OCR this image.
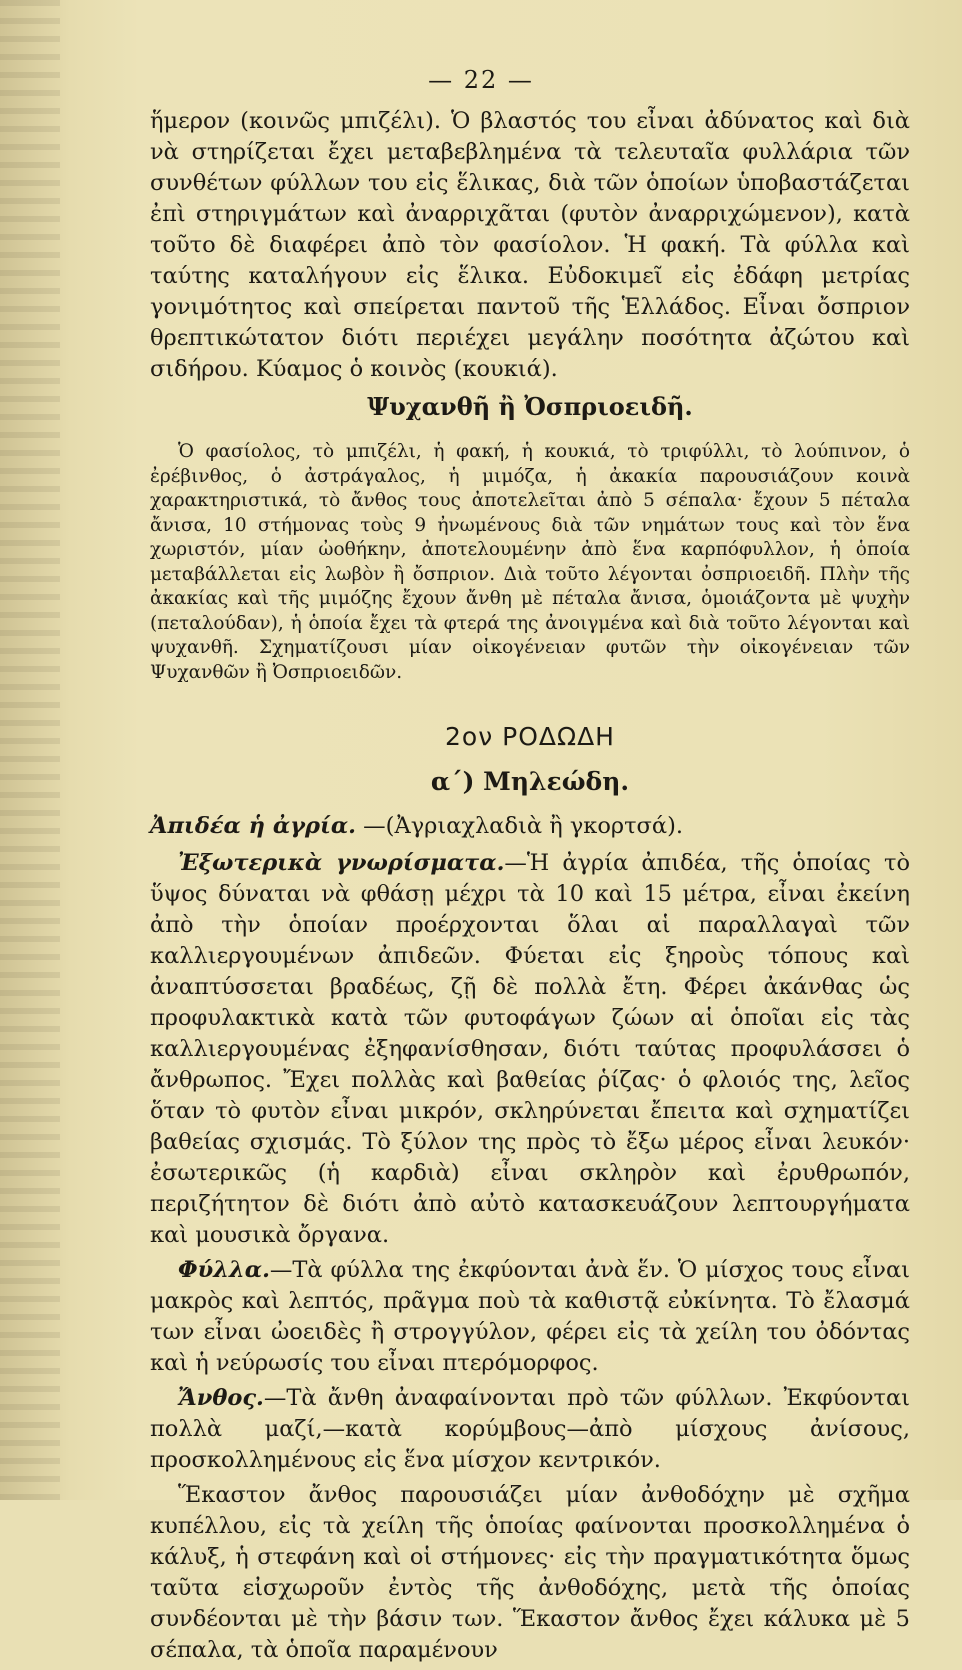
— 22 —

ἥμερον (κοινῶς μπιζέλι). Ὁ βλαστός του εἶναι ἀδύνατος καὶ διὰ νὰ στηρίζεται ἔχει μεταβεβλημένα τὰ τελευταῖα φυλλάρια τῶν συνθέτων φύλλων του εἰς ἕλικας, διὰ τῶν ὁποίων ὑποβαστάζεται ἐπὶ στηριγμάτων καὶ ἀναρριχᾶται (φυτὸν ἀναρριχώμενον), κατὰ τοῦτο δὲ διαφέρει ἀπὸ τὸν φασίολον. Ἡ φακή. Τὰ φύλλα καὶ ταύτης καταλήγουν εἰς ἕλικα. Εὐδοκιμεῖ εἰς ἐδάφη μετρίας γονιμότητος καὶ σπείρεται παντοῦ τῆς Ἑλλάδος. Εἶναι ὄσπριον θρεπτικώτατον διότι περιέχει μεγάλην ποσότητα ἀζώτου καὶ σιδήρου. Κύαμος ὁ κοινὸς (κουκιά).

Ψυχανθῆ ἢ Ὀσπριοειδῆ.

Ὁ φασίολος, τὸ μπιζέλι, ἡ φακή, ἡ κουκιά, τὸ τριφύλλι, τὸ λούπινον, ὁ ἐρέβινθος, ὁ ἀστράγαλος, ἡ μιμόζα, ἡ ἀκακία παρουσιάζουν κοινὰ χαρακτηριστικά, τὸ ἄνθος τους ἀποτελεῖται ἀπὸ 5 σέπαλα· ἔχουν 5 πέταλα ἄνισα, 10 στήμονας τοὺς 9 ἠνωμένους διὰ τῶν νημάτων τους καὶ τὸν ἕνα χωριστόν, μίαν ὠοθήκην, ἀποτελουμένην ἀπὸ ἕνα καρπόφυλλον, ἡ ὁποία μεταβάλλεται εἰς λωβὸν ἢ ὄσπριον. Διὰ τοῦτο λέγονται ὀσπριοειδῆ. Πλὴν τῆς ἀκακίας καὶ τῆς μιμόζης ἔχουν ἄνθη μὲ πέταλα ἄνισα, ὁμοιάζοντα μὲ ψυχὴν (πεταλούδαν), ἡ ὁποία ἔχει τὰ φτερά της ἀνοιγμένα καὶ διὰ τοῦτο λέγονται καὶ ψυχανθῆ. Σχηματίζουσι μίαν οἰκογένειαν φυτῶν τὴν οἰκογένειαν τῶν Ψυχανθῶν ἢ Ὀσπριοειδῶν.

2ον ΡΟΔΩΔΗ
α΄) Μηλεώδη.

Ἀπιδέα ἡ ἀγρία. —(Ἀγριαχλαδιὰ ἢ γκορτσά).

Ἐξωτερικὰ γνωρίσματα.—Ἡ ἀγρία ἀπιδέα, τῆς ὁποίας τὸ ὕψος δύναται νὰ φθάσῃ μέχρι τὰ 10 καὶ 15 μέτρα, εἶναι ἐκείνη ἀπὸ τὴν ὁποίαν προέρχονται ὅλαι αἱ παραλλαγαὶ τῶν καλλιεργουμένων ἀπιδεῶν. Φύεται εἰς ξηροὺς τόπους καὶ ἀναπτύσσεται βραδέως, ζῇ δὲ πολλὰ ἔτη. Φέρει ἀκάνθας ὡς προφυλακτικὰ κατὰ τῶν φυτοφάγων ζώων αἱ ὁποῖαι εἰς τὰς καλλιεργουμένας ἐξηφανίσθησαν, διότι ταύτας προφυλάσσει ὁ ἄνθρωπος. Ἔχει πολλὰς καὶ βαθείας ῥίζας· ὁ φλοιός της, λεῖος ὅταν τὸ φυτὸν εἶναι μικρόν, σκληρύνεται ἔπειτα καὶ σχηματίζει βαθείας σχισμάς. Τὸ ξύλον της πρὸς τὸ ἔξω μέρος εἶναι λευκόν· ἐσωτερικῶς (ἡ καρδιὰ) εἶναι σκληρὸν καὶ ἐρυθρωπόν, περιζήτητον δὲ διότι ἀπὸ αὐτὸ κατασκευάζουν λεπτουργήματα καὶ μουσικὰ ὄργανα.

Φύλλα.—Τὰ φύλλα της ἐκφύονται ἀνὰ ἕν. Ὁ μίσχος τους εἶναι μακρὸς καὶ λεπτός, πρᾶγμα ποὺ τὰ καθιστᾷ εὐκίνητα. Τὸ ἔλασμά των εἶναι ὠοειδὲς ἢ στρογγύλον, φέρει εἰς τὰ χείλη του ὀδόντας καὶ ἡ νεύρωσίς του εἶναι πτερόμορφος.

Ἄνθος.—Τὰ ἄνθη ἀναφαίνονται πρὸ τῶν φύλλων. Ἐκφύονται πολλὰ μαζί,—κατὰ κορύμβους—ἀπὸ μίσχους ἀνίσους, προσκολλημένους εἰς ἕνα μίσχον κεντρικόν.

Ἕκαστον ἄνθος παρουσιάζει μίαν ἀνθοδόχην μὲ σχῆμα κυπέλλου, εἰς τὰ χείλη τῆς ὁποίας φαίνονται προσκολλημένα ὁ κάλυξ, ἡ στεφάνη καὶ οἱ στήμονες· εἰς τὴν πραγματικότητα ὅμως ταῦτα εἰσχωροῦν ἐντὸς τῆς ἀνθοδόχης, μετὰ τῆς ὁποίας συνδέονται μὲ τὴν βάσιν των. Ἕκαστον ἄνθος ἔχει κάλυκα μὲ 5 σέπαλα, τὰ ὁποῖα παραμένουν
━━━━━━━━
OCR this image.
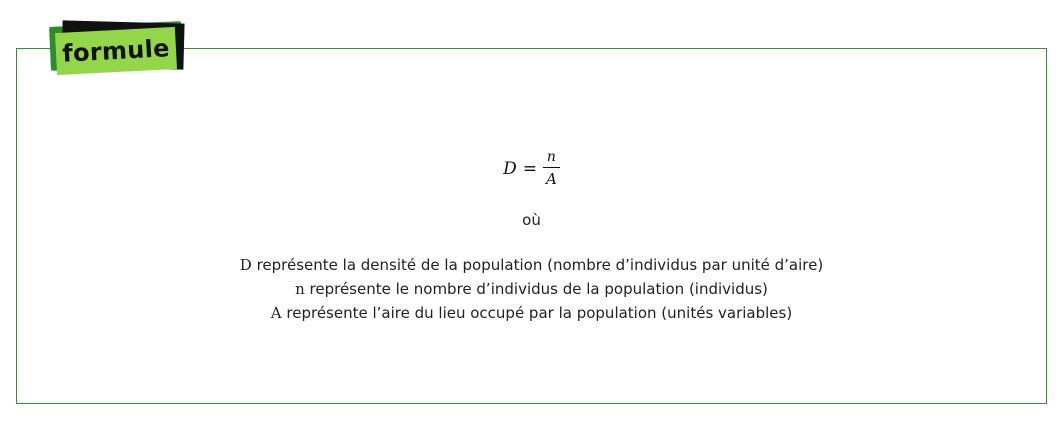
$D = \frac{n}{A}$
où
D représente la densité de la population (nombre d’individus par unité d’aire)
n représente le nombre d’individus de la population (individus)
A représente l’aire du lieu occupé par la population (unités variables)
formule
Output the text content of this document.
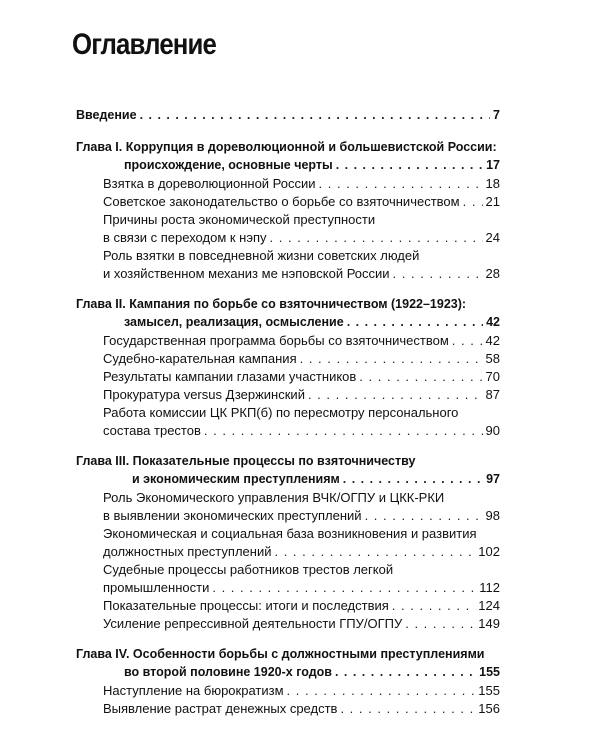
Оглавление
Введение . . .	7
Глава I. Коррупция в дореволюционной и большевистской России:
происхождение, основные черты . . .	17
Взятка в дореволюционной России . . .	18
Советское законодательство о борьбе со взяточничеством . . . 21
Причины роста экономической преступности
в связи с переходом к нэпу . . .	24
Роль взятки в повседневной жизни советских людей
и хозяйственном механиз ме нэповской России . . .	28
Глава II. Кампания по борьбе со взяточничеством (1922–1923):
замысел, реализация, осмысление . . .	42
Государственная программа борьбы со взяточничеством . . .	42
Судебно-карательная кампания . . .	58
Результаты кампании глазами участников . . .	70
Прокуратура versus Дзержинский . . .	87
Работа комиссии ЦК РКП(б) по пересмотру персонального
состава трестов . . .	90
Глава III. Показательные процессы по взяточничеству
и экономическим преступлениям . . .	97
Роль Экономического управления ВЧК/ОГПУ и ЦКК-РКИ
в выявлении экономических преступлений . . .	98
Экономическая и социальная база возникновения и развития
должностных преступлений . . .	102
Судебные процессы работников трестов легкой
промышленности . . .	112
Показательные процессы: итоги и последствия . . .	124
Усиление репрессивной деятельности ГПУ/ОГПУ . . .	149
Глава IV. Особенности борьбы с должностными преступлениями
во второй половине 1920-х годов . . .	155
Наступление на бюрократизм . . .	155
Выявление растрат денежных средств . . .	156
━━━━━━━━
▶ Exercise prompt: Copy each line of the preceding data that contains the string "κατὰ".

▶ Written response:
ἥμερον (κοινῶς μπιζέλι). Ὁ βλαστός του εἶναι ἀδύνατος καὶ διὰ νὰ στηρίζεται ἔχει μεταβεβλημένα τὰ τελευταῖα φυλλάρια τῶν συνθέτων φύλλων του εἰς ἕλικας, διὰ τῶν ὁποίων ὑποβαστάζεται ἐπὶ στηριγμάτων καὶ ἀναρριχᾶται (φυτὸν ἀναρριχώμενον), κατὰ τοῦτο δὲ διαφέρει ἀπὸ τὸν φασίολον. Ἡ φακή. Τὰ φύλλα καὶ ταύτης καταλήγουν εἰς ἕλικα. Εὐδοκιμεῖ εἰς ἐδάφη μετρίας γονιμότητος καὶ σπείρεται παντοῦ τῆς Ἑλλάδος. Εἶναι ὄσπριον θρεπτικώτατον διότι περιέχει μεγάλην ποσότητα ἀζώτου καὶ σιδήρου. Κύαμος ὁ κοινὸς (κουκιά).
Ἐξωτερικὰ γνωρίσματα.—Ἡ ἀγρία ἀπιδέα, τῆς ὁποίας τὸ ὕψος δύναται νὰ φθάσῃ μέχρι τὰ 10 καὶ 15 μέτρα, εἶναι ἐκείνη ἀπὸ τὴν ὁποίαν προέρχονται ὅλαι αἱ παραλλαγαὶ τῶν καλλιεργουμένων ἀπιδεῶν. Φύεται εἰς ξηροὺς τόπους καὶ ἀναπτύσσεται βραδέως, ζῇ δὲ πολλὰ ἔτη. Φέρει ἀκάνθας ὡς προφυλακτικὰ κατὰ τῶν φυτοφάγων ζώων αἱ ὁποῖαι εἰς τὰς καλλιεργουμένας ἐξηφανίσθησαν, διότι ταύτας προφυλάσσει ὁ ἄνθρωπος. Ἔχει πολλὰς καὶ βαθείας ῥίζας· ὁ φλοιός της, λεῖος ὅταν τὸ φυτὸν εἶναι μικρόν, σκληρύνεται ἔπειτα καὶ σχηματίζει βαθείας σχισμάς. Τὸ ξύλον της πρὸς τὸ ἔξω μέρος εἶναι λευκόν· ἐσωτερικῶς (ἡ καρδιὰ) εἶναι σκληρὸν καὶ ἐρυθρωπόν, περιζήτητον δὲ διότι ἀπὸ αὐτὸ κατασκευάζουν λεπτουργήματα καὶ μουσικὰ ὄργανα.
Ἄνθος.—Τὰ ἄνθη ἀναφαίνονται πρὸ τῶν φύλλων. Ἐκφύονται πολλὰ μαζί,—κατὰ κορύμβους—ἀπὸ μίσχους ἀνίσους, προσκολλημένους εἰς ἕνα μίσχον κεντρικόν.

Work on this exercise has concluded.